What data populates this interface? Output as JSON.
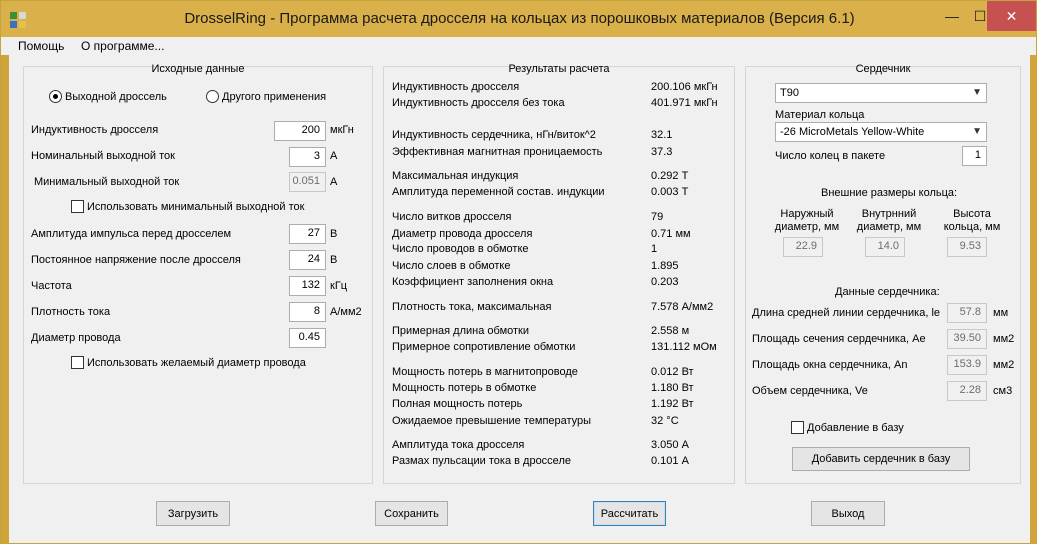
{
  "window": {
    "title": "DrosselRing - Программа расчета дросселя на кольцах из порошковых материалов (Версия 6.1)"
  },
  "menu": [
    "Помощь",
    "О программе..."
  ],
  "input": {
    "title": "Исходные данные",
    "radio_output": "Выходной дроссель",
    "radio_other": "Другого применения",
    "inductance_label": "Индуктивность  дросселя",
    "inductance_value": "200",
    "inductance_unit": "мкГн",
    "nom_current_label": "Номинальный выходной ток",
    "nom_current_value": "3",
    "nom_current_unit": "А",
    "min_current_label": "Минимальный выходной ток",
    "min_current_value": "0.051",
    "min_current_unit": "А",
    "use_min_current": "Использовать минимальный выходной ток",
    "pulse_amp_label": "Амплитуда импульса перед дросселем",
    "pulse_amp_value": "27",
    "pulse_amp_unit": "В",
    "dc_voltage_label": "Постоянное напряжение после дросселя",
    "dc_voltage_value": "24",
    "dc_voltage_unit": "В",
    "freq_label": "Частота",
    "freq_value": "132",
    "freq_unit": "кГц",
    "density_label": "Плотность тока",
    "density_value": "8",
    "density_unit": "А/мм2",
    "wire_label": "Диаметр провода",
    "wire_value": "0.45",
    "use_wire": "Использовать желаемый диаметр провода"
  },
  "results": {
    "title": "Результаты расчета",
    "rows": [
      {
        "label": "Индуктивность дросселя",
        "value": "200.106 мкГн"
      },
      {
        "label": "Индуктивность дросселя без тока",
        "value": "401.971 мкГн"
      },
      {
        "label": "Индуктивность сердечника, нГн/виток^2",
        "value": "32.1"
      },
      {
        "label": "Эффективная магнитная проницаемость",
        "value": "37.3"
      },
      {
        "label": "Максимальная индукция",
        "value": "0.292 Т"
      },
      {
        "label": "Амплитуда переменной состав. индукции",
        "value": "0.003 Т"
      },
      {
        "label": "Число витков дросселя",
        "value": "79"
      },
      {
        "label": "Диаметр провода дросселя",
        "value": "0.71 мм"
      },
      {
        "label": "Число проводов в обмотке",
        "value": "1"
      },
      {
        "label": "Число слоев в обмотке",
        "value": "1.895"
      },
      {
        "label": "Коэффициент заполнения окна",
        "value": "0.203"
      },
      {
        "label": "Плотность тока, максимальная",
        "value": "7.578 А/мм2"
      },
      {
        "label": "Примерная длина обмотки",
        "value": "2.558 м"
      },
      {
        "label": "Примерное сопротивление обмотки",
        "value": "131.112 мОм"
      },
      {
        "label": "Мощность потерь в магнитопроводе",
        "value": "0.012 Вт"
      },
      {
        "label": "Мощность потерь в обмотке",
        "value": "1.180 Вт"
      },
      {
        "label": "Полная мощность потерь",
        "value": "1.192 Вт"
      },
      {
        "label": "Ожидаемое превышение температуры",
        "value": "32 °C"
      },
      {
        "label": "Амплитуда тока дросселя",
        "value": "3.050 А"
      },
      {
        "label": "Размах пульсации тока в дросселе",
        "value": "0.101 А"
      }
    ]
  },
  "core": {
    "title": "Сердечник",
    "core_select": "T90",
    "material_label": "Материал кольца",
    "material_select": "-26 MicroMetals Yellow-White",
    "rings_label": "Число колец в пакете",
    "rings_value": "1",
    "dims_title": "Внешние размеры кольца:",
    "outer_label_1": "Наружный",
    "outer_label_2": "диаметр, мм",
    "outer_value": "22.9",
    "inner_label_1": "Внутрнний",
    "inner_label_2": "диаметр, мм",
    "inner_value": "14.0",
    "height_label_1": "Высота",
    "height_label_2": "кольца, мм",
    "height_value": "9.53",
    "data_title": "Данные сердечника:",
    "le_label": "Длина средней линии сердечника, le",
    "le_value": "57.8",
    "le_unit": "мм",
    "ae_label": "Площадь сечения сердечника, Ae",
    "ae_value": "39.50",
    "ae_unit": "мм2",
    "an_label": "Площадь окна сердечника, An",
    "an_value": "153.9",
    "an_unit": "мм2",
    "ve_label": "Объем сердечника, Ve",
    "ve_value": "2.28",
    "ve_unit": "см3",
    "add_to_db": "Добавление в базу",
    "add_core_button": "Добавить сердечник в базу"
  },
  "buttons": {
    "load": "Загрузить",
    "save": "Сохранить",
    "calc": "Рассчитать",
    "exit": "Выход"
  }
}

==================================================

» **Task requirements**
Show each line of the listing that holds the string "Использовать".

» **Result for this task**
    "use_min_current": "Использовать минимальный выходной ток",
    "use_wire": "Использовать желаемый диаметр провода"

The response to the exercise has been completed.